The problem: Read the records and gather each line that includes "Sprigg".

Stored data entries
###
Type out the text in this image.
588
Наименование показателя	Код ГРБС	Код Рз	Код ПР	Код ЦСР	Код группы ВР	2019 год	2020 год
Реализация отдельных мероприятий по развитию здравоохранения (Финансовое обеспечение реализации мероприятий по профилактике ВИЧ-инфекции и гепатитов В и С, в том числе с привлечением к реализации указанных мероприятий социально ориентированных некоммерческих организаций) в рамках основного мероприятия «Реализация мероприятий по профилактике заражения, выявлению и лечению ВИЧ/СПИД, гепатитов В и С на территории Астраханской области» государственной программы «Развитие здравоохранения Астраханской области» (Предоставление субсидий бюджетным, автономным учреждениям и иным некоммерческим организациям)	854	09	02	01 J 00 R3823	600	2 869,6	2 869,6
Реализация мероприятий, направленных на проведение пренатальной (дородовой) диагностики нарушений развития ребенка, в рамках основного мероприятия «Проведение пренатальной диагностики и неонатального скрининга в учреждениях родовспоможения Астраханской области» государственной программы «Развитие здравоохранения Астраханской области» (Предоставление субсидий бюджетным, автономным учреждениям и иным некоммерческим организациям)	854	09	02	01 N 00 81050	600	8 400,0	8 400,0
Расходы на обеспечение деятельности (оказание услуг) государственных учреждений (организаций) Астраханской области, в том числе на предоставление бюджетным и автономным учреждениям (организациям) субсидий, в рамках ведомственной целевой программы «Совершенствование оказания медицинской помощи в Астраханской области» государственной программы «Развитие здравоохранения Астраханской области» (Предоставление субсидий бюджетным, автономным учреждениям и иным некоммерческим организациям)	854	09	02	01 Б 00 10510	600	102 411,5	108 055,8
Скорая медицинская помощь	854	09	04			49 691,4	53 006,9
###
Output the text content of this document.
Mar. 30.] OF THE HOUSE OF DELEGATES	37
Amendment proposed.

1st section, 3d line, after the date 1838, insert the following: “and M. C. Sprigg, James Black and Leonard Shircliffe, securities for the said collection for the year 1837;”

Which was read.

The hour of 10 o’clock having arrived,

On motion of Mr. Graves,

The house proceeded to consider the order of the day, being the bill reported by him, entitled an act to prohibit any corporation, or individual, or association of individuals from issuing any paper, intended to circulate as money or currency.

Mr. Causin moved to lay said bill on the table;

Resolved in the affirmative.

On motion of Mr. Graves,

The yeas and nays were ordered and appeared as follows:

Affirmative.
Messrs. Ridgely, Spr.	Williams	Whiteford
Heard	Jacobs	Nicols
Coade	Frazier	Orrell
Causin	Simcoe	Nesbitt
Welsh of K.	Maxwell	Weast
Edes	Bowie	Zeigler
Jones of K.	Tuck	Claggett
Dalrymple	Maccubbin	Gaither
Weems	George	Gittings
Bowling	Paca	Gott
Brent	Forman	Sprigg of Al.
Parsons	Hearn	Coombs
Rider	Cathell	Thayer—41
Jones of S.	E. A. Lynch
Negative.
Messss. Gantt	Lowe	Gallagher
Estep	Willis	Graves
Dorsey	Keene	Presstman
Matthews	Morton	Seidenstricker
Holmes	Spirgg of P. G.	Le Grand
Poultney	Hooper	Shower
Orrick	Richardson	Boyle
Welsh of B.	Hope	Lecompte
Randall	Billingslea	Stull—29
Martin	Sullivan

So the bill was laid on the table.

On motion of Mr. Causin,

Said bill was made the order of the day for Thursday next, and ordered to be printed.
###
Reply to the task:
1st section, 3d line, after the date 1838, insert the following: “and M. C. Sprigg, James Black and Leonard Shircliffe, securities for the said collection for the year 1837;”
Brent	Forman	Sprigg of Al.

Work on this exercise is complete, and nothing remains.